| mixes shopping with
socializing
By Bill Wolfe
bwolfe@courier-journal.com
The Courier-Journal
Like to shop, but can't get to the stores until after hours?
Love the mall, but can't stand the traffic?
Louisville Web entrepreneur Mark Stein says he has a
solution: L et your digital persona do the walking in a 3-D
virtual mall.
Stein, a longtime professional mediator in Louisville, found
online success in 2002 when he launched
OurDivorceAgreement.com, a do-it-yourself system for working
through the complex issues of breaking up. Today that site
has customers throughout North America, Australia and Great
Britain, he said.
Now he hopes to strike gold with VirtualEShopping.com, which
takes users into a three-dimensional environment like those
they might see in games such as World of Warcraft or
Half-Life. But in Stein's online world, participants hunt
for bargains, not monsters, as they meet, mingle and chat
with other virtual shoppers.
The Web site depicts a typical mall where shoppers can adopt
an animated figure called a persona to represent them in the
digital world. Participants can then see and be seen by
other shoppers, providing a 3-D social networking
environment that is meant to appeal to the "Facebook
crowd" of young or tech-savvy computer users.
"We feel like it'll have a strong draw to women,
especially women with young kids," said Stein, who
began working on the concept about three years ago and
launched the site in April.
Many tell Stein "the only time that I get to shop is
when the kids have gone to bed, and (by then) the malls are
closed," he said. The virtual mall offers people
"some of the social aspects of going shopping with
friends: 'Meet me in the mall. Let's walk around, chat,
shop, window shop.'"
Men might go to the site as a convenient way to shop — or
as a way to meet female shoppers, Stein said.
Older shoppers are also part of the target audience, Stein
said. "There are a lot of seniors online. The mall is a
familiar environment for them. That's where they walk during
inclement weather."
So the digital mall will be a place "they'll be
familiar with and comfortable with." There are already
dozens of active VirtualEShopping sites, such as
VirtualeLouisville.com and VirtualeLexingtonKy.com, with
more being rolled out each week. There will be at least 275
individual malls, including some specialty sites targeted to
men, women, teenagers or other groups, he said.
The malls are free to shoppers. VirtualEShopping will make
its money by a pay-per-click fee that advertisers will pay
whenever a shopper clicks on their displays, and on
commissions paid when shoppers enter a store site and make a
purchase.

Data under study —
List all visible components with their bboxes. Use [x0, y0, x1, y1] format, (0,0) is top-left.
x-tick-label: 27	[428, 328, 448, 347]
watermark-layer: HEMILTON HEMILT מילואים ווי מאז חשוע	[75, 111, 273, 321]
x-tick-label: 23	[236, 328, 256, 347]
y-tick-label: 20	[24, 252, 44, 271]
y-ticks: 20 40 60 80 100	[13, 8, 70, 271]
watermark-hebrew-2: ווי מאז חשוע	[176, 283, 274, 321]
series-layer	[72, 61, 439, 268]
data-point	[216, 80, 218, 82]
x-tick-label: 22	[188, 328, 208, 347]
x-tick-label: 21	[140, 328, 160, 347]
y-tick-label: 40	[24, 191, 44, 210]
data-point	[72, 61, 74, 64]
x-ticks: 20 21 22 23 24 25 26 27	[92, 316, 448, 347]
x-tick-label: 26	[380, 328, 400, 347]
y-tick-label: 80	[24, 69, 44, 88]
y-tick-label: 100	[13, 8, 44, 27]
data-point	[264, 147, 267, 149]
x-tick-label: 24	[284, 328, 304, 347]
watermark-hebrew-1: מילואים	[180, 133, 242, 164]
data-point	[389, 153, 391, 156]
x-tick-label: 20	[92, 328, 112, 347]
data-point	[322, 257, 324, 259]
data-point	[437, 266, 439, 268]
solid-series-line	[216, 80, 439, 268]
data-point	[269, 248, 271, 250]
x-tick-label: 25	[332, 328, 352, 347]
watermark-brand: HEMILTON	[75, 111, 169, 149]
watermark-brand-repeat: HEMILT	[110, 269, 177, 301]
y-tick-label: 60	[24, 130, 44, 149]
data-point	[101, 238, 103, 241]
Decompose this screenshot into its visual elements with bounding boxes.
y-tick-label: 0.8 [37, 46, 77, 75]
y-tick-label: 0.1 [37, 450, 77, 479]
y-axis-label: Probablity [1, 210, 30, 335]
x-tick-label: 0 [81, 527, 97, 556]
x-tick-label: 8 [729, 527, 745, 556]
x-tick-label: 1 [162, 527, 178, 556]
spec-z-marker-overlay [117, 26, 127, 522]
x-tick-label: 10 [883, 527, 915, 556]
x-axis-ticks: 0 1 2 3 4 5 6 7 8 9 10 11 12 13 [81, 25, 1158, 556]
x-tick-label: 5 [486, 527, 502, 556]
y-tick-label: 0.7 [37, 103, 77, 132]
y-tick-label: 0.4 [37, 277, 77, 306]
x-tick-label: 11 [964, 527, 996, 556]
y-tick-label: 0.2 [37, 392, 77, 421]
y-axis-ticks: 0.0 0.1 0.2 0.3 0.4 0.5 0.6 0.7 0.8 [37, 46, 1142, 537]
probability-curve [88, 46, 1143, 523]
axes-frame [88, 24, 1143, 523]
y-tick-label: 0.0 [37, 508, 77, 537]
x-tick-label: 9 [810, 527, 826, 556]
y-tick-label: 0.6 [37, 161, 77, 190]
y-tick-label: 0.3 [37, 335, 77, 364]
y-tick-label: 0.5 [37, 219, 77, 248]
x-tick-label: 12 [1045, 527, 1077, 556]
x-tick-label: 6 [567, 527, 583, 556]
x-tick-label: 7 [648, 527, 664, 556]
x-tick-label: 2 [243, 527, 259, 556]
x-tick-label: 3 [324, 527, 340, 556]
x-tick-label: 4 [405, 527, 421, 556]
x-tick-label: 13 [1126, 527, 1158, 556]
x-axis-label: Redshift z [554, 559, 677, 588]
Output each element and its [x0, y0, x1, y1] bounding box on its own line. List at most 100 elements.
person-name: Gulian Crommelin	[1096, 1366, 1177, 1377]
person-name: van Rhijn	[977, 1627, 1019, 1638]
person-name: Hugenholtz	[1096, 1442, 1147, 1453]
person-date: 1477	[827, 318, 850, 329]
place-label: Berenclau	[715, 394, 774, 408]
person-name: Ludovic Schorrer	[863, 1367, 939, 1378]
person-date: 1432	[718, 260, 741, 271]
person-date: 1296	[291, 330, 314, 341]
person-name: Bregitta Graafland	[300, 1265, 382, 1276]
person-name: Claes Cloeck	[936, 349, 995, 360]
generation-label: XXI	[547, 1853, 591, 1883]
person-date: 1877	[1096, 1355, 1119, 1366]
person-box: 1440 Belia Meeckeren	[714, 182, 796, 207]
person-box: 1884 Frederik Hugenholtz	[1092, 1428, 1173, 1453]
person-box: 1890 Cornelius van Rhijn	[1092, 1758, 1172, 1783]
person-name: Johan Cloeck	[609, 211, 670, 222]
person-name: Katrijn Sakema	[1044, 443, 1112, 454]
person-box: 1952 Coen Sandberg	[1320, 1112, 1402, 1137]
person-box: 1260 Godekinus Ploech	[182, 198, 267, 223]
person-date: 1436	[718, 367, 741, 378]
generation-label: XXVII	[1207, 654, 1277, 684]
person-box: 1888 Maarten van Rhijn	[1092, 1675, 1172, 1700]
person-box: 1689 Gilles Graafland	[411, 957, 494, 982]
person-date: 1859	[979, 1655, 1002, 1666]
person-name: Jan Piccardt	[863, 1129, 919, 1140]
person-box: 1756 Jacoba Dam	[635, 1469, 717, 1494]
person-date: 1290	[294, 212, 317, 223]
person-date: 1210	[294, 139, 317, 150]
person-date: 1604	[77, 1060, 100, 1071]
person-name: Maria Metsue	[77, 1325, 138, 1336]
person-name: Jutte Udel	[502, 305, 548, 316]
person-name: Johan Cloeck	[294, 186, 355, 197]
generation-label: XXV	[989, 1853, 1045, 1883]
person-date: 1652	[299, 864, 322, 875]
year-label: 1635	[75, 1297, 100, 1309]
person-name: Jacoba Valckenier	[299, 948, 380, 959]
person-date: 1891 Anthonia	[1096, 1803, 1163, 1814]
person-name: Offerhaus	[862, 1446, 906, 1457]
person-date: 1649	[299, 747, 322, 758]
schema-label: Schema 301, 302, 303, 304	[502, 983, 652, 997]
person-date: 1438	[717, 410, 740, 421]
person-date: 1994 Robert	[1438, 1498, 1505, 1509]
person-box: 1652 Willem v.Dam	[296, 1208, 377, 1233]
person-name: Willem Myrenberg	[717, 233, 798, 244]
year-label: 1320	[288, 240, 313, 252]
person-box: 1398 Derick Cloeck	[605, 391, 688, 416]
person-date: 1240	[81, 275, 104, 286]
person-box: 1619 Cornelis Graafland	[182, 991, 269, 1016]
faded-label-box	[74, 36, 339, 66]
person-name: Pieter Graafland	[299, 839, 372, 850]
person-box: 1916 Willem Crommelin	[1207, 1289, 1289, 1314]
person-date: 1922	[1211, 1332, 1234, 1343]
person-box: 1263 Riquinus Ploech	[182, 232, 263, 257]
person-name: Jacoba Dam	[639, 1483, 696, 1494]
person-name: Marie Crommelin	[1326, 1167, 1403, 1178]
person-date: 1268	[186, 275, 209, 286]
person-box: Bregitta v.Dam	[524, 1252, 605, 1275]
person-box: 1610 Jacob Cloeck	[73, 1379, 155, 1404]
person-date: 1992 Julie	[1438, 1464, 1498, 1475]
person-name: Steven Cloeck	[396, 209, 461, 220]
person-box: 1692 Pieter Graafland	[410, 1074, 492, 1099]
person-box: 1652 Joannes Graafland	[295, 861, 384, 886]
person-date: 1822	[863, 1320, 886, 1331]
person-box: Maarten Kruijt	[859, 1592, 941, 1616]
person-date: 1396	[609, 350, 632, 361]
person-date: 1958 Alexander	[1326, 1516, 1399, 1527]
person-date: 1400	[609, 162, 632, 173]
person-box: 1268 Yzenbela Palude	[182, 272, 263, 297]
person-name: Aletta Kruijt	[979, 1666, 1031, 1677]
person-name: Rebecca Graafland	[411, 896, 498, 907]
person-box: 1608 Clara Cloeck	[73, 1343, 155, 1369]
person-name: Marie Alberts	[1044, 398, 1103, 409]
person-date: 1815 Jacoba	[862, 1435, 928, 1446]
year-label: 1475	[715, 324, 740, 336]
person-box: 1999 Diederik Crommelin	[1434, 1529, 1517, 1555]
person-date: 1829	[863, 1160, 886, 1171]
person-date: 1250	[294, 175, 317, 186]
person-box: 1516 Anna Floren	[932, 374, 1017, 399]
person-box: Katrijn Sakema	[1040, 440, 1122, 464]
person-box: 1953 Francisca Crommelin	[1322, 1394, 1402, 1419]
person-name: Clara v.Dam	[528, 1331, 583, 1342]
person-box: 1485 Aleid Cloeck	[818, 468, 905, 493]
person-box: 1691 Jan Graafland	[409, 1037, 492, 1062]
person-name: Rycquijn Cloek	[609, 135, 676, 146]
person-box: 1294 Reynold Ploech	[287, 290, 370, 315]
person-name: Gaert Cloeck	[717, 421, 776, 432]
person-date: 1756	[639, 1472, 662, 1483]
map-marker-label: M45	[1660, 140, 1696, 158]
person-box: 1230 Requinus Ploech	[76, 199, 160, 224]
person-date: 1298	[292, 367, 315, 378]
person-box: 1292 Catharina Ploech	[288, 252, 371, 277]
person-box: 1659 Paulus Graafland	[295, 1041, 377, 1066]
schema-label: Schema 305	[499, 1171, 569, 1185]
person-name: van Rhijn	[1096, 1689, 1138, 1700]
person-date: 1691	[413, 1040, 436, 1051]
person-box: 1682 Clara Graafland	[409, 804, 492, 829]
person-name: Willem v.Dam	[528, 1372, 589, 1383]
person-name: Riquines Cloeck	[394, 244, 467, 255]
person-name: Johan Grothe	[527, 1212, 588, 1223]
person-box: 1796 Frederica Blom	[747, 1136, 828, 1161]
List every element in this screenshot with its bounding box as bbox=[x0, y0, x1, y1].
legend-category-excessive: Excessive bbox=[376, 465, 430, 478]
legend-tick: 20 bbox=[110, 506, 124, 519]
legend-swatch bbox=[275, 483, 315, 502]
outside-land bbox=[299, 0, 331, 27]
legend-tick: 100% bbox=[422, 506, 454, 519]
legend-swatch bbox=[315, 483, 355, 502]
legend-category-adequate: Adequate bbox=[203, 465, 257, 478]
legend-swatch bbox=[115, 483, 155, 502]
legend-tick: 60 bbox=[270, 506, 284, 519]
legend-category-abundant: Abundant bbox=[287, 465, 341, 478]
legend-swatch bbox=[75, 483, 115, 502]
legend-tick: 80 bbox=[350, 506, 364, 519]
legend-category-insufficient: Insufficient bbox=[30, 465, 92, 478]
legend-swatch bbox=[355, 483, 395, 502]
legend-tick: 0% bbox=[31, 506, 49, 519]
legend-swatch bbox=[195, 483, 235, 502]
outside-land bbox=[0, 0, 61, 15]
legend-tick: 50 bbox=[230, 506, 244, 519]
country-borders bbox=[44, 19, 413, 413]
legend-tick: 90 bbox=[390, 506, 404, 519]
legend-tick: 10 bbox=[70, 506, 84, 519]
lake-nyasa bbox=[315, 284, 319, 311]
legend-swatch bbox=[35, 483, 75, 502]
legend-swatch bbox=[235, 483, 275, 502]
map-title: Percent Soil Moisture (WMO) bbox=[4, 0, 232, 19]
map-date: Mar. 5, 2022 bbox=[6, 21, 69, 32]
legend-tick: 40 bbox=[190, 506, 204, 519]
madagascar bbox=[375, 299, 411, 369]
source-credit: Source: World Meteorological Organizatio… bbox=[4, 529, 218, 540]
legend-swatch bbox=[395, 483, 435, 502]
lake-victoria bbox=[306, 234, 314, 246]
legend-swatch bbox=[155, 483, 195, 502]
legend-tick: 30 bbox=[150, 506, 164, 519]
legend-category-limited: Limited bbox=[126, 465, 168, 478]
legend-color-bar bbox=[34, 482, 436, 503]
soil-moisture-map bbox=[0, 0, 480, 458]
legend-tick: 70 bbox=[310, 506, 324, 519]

Required actions —
• 1. Answer these questions from the virtual mall article:
(a) In what year did Stein launch OurDivorceAgreement.com?
(b) In what month did Stein launch the virtual mall site?
(c) At least how many individual malls does Stein say there will be?
• 2. Carry on the virtual mall article from its last sentence.

Answers by item number —
• 1.
(a) 2002
(b) April
(c) 275

• 2.
While the mall interiors all use 3-D imaging, shoppers who
enter an individual store site will actually open a browser
window to the store's regular Web site.
"We would not ask advertisers to immediately be in the
3-D realm," Stein said. "We wanted to catch them
where they are, and that's in the 2-D realm." He is
hopeful, however, that stores will adopt 3-D as the
technique becomes more popular.
"We are like where the Web was in the early to
mid-'90s," he said. With the growth of high-speed
Internet service, "the 3-D Web will grow dramatically
over the next five years, and that within five to 10 years,
anything that can be done in 3-D over the Web, will be done
in 3-D."
The virtual mall is "a convergence of multiple
technologies in a very unique and innovative manner,"
said Vik Chadha, director of technical commercialization for
Greater Louisville Inc., who has consulted with Stein.
"This is the future," Chadha said.
Stein said he got the idea for the mall while he was still
developing the divorce Web site. He considered an interface
that would use neighborhood images such as schools, law
offices and tax offices to link to related sections of the
divorce guide.
"I thought, you know, this could be a Starbucks on the
corner, too, and a Walgreens. And then the idea just kept
snowballing," he said. "From there, I realized
that this had the potential to be its own site."
He looked for financial backers, but "it was still on
the heels of the tech bust of 2000, 2001, and we had no
people who were willing to invest," so Stein paid for
development out of profits from the divorce site. The new
business has a staff of 15 full- and part-time workers.
He had hoped to launch the service in one year. Instead, it
took 2½ years. Still, "it ended up being just what we
envisioned it to be. We're happy with the product," he
said.
Reporter Bill Wolfe can be reached at (502) 582-4248.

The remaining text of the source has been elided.